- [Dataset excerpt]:
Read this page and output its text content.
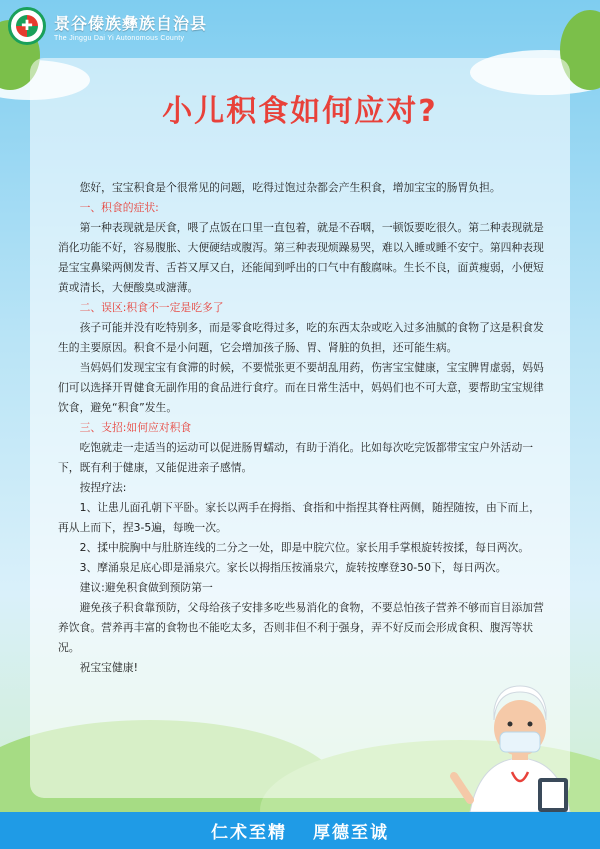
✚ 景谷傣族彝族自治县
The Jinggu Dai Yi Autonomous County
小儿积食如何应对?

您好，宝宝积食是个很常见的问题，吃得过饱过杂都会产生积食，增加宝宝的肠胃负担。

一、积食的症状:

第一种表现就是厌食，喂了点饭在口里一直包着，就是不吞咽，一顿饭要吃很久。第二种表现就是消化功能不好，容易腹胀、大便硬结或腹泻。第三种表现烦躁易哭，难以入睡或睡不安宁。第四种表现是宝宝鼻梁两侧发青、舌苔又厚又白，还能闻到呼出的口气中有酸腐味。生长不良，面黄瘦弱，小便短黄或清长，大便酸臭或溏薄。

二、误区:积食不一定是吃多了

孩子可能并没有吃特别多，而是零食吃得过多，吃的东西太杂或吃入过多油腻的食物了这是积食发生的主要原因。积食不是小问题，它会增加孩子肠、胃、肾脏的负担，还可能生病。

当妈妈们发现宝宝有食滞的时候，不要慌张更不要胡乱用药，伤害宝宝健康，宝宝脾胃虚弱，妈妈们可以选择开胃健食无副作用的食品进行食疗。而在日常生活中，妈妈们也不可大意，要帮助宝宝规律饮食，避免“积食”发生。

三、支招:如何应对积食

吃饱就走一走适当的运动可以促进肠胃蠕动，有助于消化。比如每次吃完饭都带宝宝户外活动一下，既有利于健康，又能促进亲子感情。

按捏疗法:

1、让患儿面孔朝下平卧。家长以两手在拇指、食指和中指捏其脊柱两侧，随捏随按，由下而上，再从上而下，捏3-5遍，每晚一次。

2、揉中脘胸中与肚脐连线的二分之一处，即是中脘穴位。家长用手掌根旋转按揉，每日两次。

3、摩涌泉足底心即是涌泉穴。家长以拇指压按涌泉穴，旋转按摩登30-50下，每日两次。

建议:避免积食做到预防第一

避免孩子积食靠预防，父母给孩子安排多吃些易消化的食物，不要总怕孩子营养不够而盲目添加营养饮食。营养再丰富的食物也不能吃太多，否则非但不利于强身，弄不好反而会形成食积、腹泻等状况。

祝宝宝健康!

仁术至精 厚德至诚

* * *

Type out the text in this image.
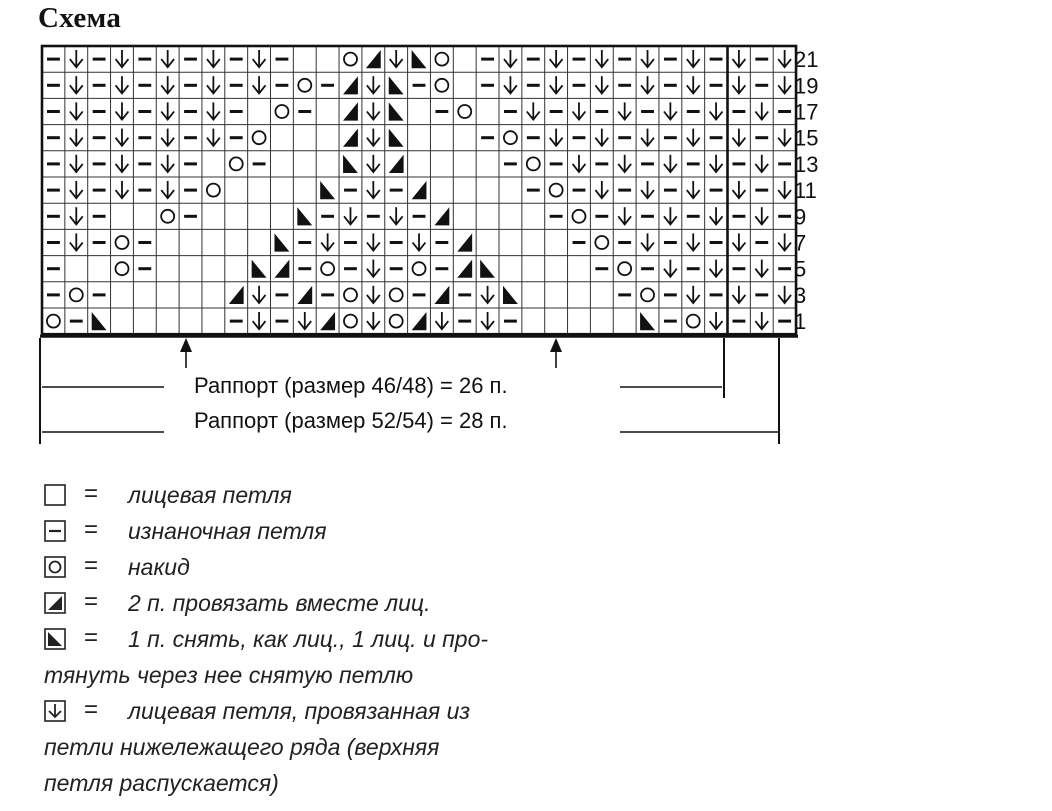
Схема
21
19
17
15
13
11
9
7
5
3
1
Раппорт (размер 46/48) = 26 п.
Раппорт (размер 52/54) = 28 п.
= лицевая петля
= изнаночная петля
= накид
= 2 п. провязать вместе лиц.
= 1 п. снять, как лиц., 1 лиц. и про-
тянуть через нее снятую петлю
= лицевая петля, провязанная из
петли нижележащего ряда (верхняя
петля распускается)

- [TASK TO CARRY OUT]: Filter the listing for the word "text" and copy every line that holds it.

- [CORRECT ANSWER]:
Read this page and output its text content.
Type out the text in this image.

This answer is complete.